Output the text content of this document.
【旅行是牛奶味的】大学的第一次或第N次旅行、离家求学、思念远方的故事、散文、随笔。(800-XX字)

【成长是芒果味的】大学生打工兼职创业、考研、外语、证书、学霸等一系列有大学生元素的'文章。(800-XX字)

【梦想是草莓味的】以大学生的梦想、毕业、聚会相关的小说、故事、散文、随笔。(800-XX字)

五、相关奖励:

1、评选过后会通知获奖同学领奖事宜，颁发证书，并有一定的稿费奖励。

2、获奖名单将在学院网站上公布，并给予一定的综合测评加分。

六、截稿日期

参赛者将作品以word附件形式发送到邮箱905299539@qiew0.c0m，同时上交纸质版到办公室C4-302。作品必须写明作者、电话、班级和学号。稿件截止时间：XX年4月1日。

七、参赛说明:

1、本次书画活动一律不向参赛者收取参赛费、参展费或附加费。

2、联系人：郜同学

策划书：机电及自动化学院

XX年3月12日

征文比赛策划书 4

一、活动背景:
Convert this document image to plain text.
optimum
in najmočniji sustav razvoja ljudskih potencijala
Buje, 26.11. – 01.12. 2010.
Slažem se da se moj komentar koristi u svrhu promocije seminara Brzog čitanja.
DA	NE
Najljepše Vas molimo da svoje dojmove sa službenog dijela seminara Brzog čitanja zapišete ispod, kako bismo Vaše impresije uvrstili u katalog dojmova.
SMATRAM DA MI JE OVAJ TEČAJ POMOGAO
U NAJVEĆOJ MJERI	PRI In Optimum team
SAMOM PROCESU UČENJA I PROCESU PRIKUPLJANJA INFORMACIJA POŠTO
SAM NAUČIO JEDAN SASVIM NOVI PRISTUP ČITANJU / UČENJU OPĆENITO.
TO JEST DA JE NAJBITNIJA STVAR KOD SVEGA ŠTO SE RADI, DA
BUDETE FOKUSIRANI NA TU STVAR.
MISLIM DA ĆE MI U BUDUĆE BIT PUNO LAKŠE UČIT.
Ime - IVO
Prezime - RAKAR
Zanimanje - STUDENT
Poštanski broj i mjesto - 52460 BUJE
----------
PROBLEM STATEMENT
Return from the data every line that holds "text".

EXERCISE RESPONSE
Output the text content of this document.
Convert this document image to plain text.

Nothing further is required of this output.